**EXERCISE TASK:** Reproduce the records. Keep every word exact and include no images.
:: EXERCISE INPUTS ::
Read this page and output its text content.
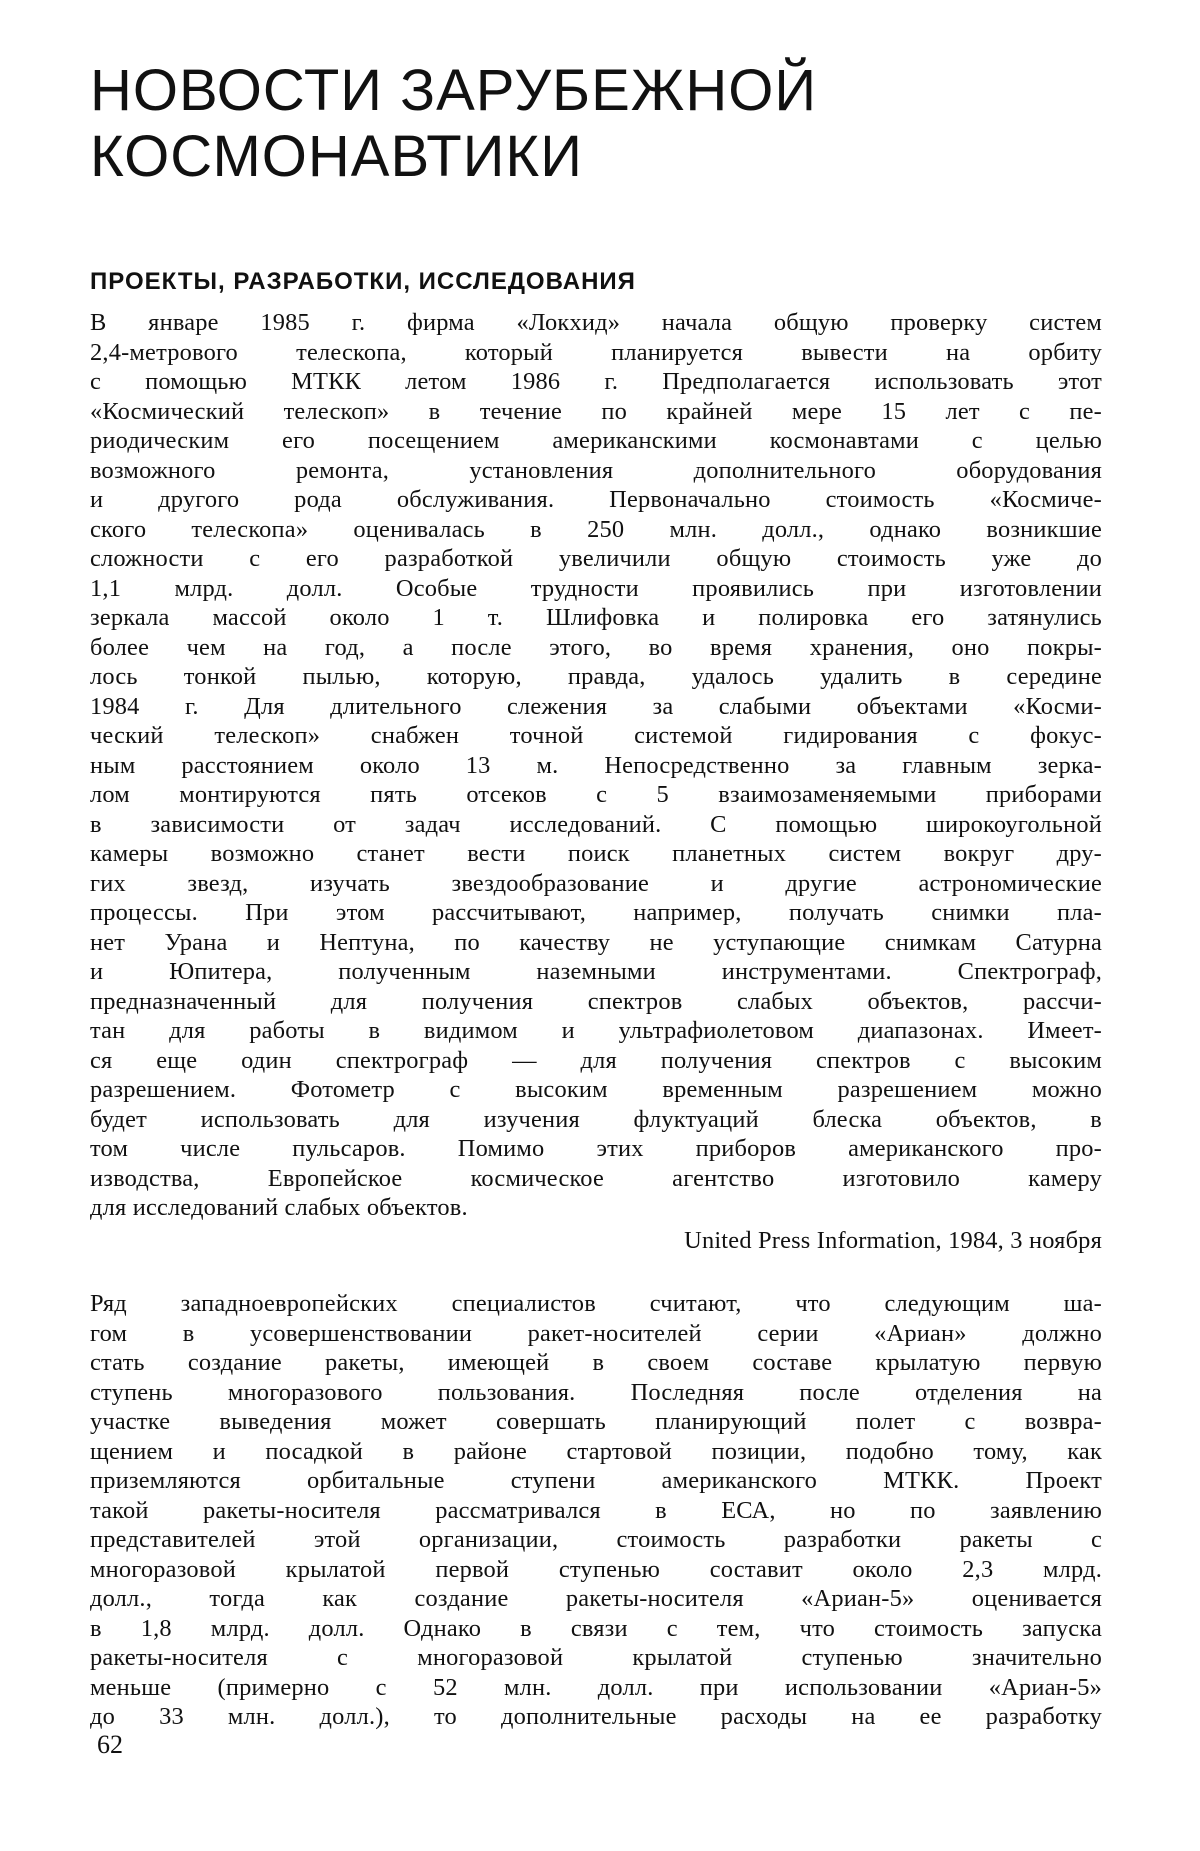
НОВОСТИ ЗАРУБЕЖНОЙ
КОСМОНАВТИКИ
ПРОЕКТЫ, РАЗРАБОТКИ, ИССЛЕДОВАНИЯ
В январе 1985 г. фирма «Локхид» начала общую проверку систем
2,4-метрового телескопа, который планируется вывести на орбиту
с помощью МТКК летом 1986 г. Предполагается использовать этот
«Космический телескоп» в течение по крайней мере 15 лет с пе-
риодическим его посещением американскими космонавтами с целью
возможного ремонта, установления дополнительного оборудования
и другого рода обслуживания. Первоначально стоимость «Космиче-
ского телескопа» оценивалась в 250 млн. долл., однако возникшие
сложности с его разработкой увеличили общую стоимость уже до
1,1 млрд. долл. Особые трудности проявились при изготовлении
зеркала массой около 1 т. Шлифовка и полировка его затянулись
более чем на год, а после этого, во время хранения, оно покры-
лось тонкой пылью, которую, правда, удалось удалить в середине
1984 г. Для длительного слежения за слабыми объектами «Косми-
ческий телескоп» снабжен точной системой гидирования с фокус-
ным расстоянием около 13 м. Непосредственно за главным зерка-
лом монтируются пять отсеков с 5 взаимозаменяемыми приборами
в зависимости от задач исследований. С помощью широкоугольной
камеры возможно станет вести поиск планетных систем вокруг дру-
гих звезд, изучать звездообразование и другие астрономические
процессы. При этом рассчитывают, например, получать снимки пла-
нет Урана и Нептуна, по качеству не уступающие снимкам Сатурна
и Юпитера, полученным наземными инструментами. Спектрограф,
предназначенный для получения спектров слабых объектов, рассчи-
тан для работы в видимом и ультрафиолетовом диапазонах. Имеет-
ся еще один спектрограф — для получения спектров с высоким
разрешением. Фотометр с высоким временным разрешением можно
будет использовать для изучения флуктуаций блеска объектов, в
том числе пульсаров. Помимо этих приборов американского про-
изводства, Европейское космическое агентство изготовило камеру
для исследований слабых объектов.
United Press Information, 1984, 3 ноября
Ряд западноевропейских специалистов считают, что следующим ша-
гом в усовершенствовании ракет-носителей серии «Ариан» должно
стать создание ракеты, имеющей в своем составе крылатую первую
ступень многоразового пользования. Последняя после отделения на
участке выведения может совершать планирующий полет с возвра-
щением и посадкой в районе стартовой позиции, подобно тому, как
приземляются орбитальные ступени американского МТКК. Проект
такой ракеты-носителя рассматривался в ЕСА, но по заявлению
представителей этой организации, стоимость разработки ракеты с
многоразовой крылатой первой ступенью составит около 2,3 млрд.
долл., тогда как создание ракеты-носителя «Ариан-5» оценивается
в 1,8 млрд. долл. Однако в связи с тем, что стоимость запуска
ракеты-носителя с многоразовой крылатой ступенью значительно
меньше (примерно с 52 млн. долл. при использовании «Ариан-5»
до 33 млн. долл.), то дополнительные расходы на ее разработку
62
:::
**CORRECT RESPONSE:**
Read this page and output its text content.
НОВОСТИ ЗАРУБЕЖНОЙ
КОСМОНАВТИКИ
ПРОЕКТЫ, РАЗРАБОТКИ, ИССЛЕДОВАНИЯ
В январе 1985 г. фирма «Локхид» начала общую проверку систем
2,4-метрового телескопа, который планируется вывести на орбиту
с помощью МТКК летом 1986 г. Предполагается использовать этот
«Космический телескоп» в течение по крайней мере 15 лет с пе-
риодическим его посещением американскими космонавтами с целью
возможного ремонта, установления дополнительного оборудования
и другого рода обслуживания. Первоначально стоимость «Космиче-
ского телескопа» оценивалась в 250 млн. долл., однако возникшие
сложности с его разработкой увеличили общую стоимость уже до
1,1 млрд. долл. Особые трудности проявились при изготовлении
зеркала массой около 1 т. Шлифовка и полировка его затянулись
более чем на год, а после этого, во время хранения, оно покры-
лось тонкой пылью, которую, правда, удалось удалить в середине
1984 г. Для длительного слежения за слабыми объектами «Косми-
ческий телескоп» снабжен точной системой гидирования с фокус-
ным расстоянием около 13 м. Непосредственно за главным зерка-
лом монтируются пять отсеков с 5 взаимозаменяемыми приборами
в зависимости от задач исследований. С помощью широкоугольной
камеры возможно станет вести поиск планетных систем вокруг дру-
гих звезд, изучать звездообразование и другие астрономические
процессы. При этом рассчитывают, например, получать снимки пла-
нет Урана и Нептуна, по качеству не уступающие снимкам Сатурна
и Юпитера, полученным наземными инструментами. Спектрограф,
предназначенный для получения спектров слабых объектов, рассчи-
тан для работы в видимом и ультрафиолетовом диапазонах. Имеет-
ся еще один спектрограф — для получения спектров с высоким
разрешением. Фотометр с высоким временным разрешением можно
будет использовать для изучения флуктуаций блеска объектов, в
том числе пульсаров. Помимо этих приборов американского про-
изводства, Европейское космическое агентство изготовило камеру
для исследований слабых объектов.
United Press Information, 1984, 3 ноября
Ряд западноевропейских специалистов считают, что следующим ша-
гом в усовершенствовании ракет-носителей серии «Ариан» должно
стать создание ракеты, имеющей в своем составе крылатую первую
ступень многоразового пользования. Последняя после отделения на
участке выведения может совершать планирующий полет с возвра-
щением и посадкой в районе стартовой позиции, подобно тому, как
приземляются орбитальные ступени американского МТКК. Проект
такой ракеты-носителя рассматривался в ЕСА, но по заявлению
представителей этой организации, стоимость разработки ракеты с
многоразовой крылатой первой ступенью составит около 2,3 млрд.
долл., тогда как создание ракеты-носителя «Ариан-5» оценивается
в 1,8 млрд. долл. Однако в связи с тем, что стоимость запуска
ракеты-носителя с многоразовой крылатой ступенью значительно
меньше (примерно с 52 млн. долл. при использовании «Ариан-5»
до 33 млн. долл.), то дополнительные расходы на ее разработку
62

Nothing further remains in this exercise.